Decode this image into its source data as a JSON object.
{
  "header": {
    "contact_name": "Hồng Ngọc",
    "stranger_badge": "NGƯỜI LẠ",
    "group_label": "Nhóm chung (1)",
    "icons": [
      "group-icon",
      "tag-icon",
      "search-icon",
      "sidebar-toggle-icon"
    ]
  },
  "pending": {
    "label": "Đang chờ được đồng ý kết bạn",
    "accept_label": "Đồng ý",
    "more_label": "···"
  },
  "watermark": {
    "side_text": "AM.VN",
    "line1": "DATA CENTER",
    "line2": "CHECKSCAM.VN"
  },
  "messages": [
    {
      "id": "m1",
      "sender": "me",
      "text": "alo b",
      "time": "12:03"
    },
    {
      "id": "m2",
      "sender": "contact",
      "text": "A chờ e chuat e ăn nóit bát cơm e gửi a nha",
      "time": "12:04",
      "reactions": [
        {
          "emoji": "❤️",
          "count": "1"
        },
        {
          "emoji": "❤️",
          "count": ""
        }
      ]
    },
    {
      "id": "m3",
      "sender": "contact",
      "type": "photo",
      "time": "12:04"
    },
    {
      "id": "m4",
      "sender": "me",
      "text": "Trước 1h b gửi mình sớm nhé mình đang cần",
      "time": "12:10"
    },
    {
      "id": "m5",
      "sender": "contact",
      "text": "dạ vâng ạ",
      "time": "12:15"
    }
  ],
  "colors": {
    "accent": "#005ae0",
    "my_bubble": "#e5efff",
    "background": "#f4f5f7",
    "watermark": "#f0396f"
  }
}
-------------------------
◆ **Stated exercise**
Write out the records above again, keeping each one identical to the original.

◆ **Response to the task**
Decode this image into its source data as a JSON object.
{
  "header": {
    "contact_name": "Hồng Ngọc",
    "stranger_badge": "NGƯỜI LẠ",
    "group_label": "Nhóm chung (1)",
    "icons": [
      "group-icon",
      "tag-icon",
      "search-icon",
      "sidebar-toggle-icon"
    ]
  },
  "pending": {
    "label": "Đang chờ được đồng ý kết bạn",
    "accept_label": "Đồng ý",
    "more_label": "···"
  },
  "watermark": {
    "side_text": "AM.VN",
    "line1": "DATA CENTER",
    "line2": "CHECKSCAM.VN"
  },
  "messages": [
    {
      "id": "m1",
      "sender": "me",
      "text": "alo b",
      "time": "12:03"
    },
    {
      "id": "m2",
      "sender": "contact",
      "text": "A chờ e chuat e ăn nóit bát cơm e gửi a nha",
      "time": "12:04",
      "reactions": [
        {
          "emoji": "❤️",
          "count": "1"
        },
        {
          "emoji": "❤️",
          "count": ""
        }
      ]
    },
    {
      "id": "m3",
      "sender": "contact",
      "type": "photo",
      "time": "12:04"
    },
    {
      "id": "m4",
      "sender": "me",
      "text": "Trước 1h b gửi mình sớm nhé mình đang cần",
      "time": "12:10"
    },
    {
      "id": "m5",
      "sender": "contact",
      "text": "dạ vâng ạ",
      "time": "12:15"
    }
  ],
  "colors": {
    "accent": "#005ae0",
    "my_bubble": "#e5efff",
    "background": "#f4f5f7",
    "watermark": "#f0396f"
  }
}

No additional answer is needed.